Blok teks
::::::::

Blog

Menulis, Membebaskan

Saya mau menuliskan tentang mengapa saya mau menulis. Sudah banyak hal yang saya kisahkan, katakan, ceritakan dalam halaman-halaman blog ini, juga di berbagai halaman media publikasi publik/warga yang lain, termasuk blog pribadi. Suatu saat saya menuliskan tentang puisi, sebuah ledakan jiwa, keluhan rasa, atau air mata sukma.

Suatu ketika yang lain saya menuliskan tentang kemarahan, kegundahan, ketidaksabaran, kegaduhan ruang berpikir, ruang bathin, ruang sosial. Kadang saya melewati batas norma, kelaziman, kebiasaan. Sebagaimana halnya ketika saya marah dan tak dapat mengendalikan emosi, seperti itulah yang saya tulis. Namun yang pasti bahwa saya menyampaikannya dengan kata-kata yang elok untuk dibaca, sedap juga untuk dinikmati (maaf, ini subjektif)

Kadang saya menuliskan dengan merintih-rintih, memelas, melankolik. Seperti Gibran menuliskan kata-katanya, kadang saya, pada saat-saat tertentu sampai mengintip ke arah itu, walaupun sebenarnya masih sangat jauh (namanya juga mengintip).

Kadang, saya melukiskan sesuatu dengan simbol-simbol, dengan analogi-analogi, dengan perbandingan-perbandingan, dengan majas-majas. Saya mencoba untuk menekankan pada keelokan gaya bahasa. Lantaran itu saya benar-benar sangat selektif dalam memilih diksi atau pilihan kata. Saya tidak mau terjebak pada kelaziman dan mencoba keluar sedikit dari kelaziman itu, sekedar mau menunjukkan dua hal 1) bahwa menulis dengan cara berbeda walau mau mengatakan hal yang sama, 2) memang seperti itulah saya, saya ingin mencoba-coba, mencari sensasi. Dan saya menemukan itu hanya dan dalam media kata dan bahasa tulisan.

Sekedar berbagi, saya menuliskan tentang apa yang saya pikirkan seperti apa yang saya katakan atau ucapkan. Memang menulis butuh energi ekstra, karena bagi saya menuliskan sesuatu seperti apa yang saya katakan/ucapkan tidak sekedar mengucapkan atau menuliskan. Sebaliknya, saya mengucapkan dengan benar dab baik, demikian juga harus pula menuliskan secara benar dan baik.

Mengucapkan, lebih-lebih menuliskan secara baik dan benar artinya: pertama, sesuai dengan kaidah dan tata bahasa yang baik dan benar. Menggunakan pilihan kata yang tepat. gaya bahasa yang pas. Menggunakan simbol dan tanda baca yang tepat. Walau pun sebenarnya untuk ini saya sudah sedang belajar, dan terus belajar. Karena di sana sini masih saya temukan kekurangan dan bahkan kesalahan.

::::::::

Kutipan sumber
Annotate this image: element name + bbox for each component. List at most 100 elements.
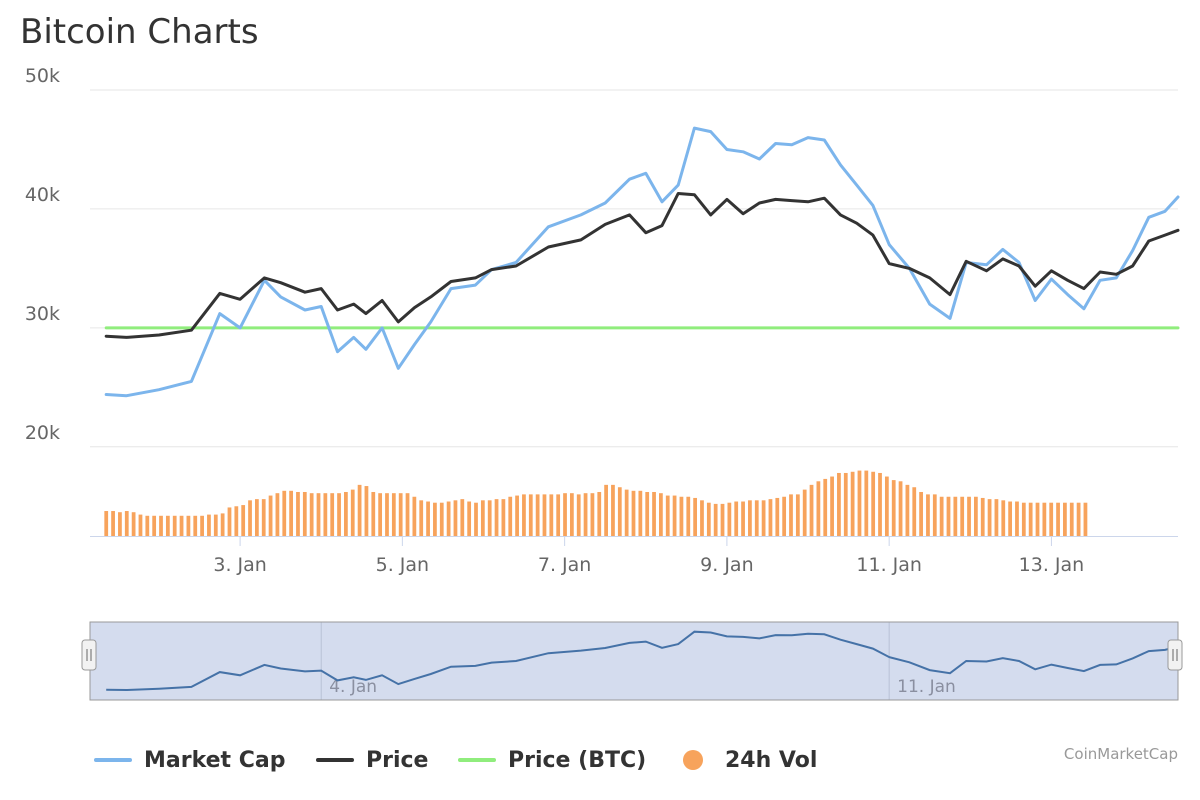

::::::::

Kerjakan berikut ini
**a.** Menurut blok teks, siapa tokoh yang gaya penulisan kata-katanya kadang coba diintip oleh penulis?
**b.** Sebutkan semua sarana yang menurut blok teks dipakai penulis untuk melukiskan sesuatu.
**c.** Salin persis bagian blok teks yang dimulai pada "Menulis, Membebaskan" dan berakhir pada "(maaf, ini subjektif)".
Materi tidak dipakai sama sekali di sini.

Jawaban tertulis
**a.** Gibran.

**b.** simbol-simbol, analogi-analogi, perbandingan-perbandingan, majas-majas

**c.**
Menulis, Membebaskan

Saya mau menuliskan tentang mengapa saya mau menulis. Sudah banyak hal yang saya kisahkan, katakan, ceritakan dalam halaman-halaman blog ini, juga di berbagai halaman media publikasi publik/warga yang lain, termasuk blog pribadi. Suatu saat saya menuliskan tentang puisi, sebuah ledakan jiwa, keluhan rasa, atau air mata sukma.

Suatu ketika yang lain saya menuliskan tentang kemarahan, kegundahan, ketidaksabaran, kegaduhan ruang berpikir, ruang bathin, ruang sosial. Kadang saya melewati batas norma, kelaziman, kebiasaan. Sebagaimana halnya ketika saya marah dan tak dapat mengendalikan emosi, seperti itulah yang saya tulis. Namun yang pasti bahwa saya menyampaikannya dengan kata-kata yang elok untuk dibaca, sedap juga untuk dinikmati (maaf, ini subjektif)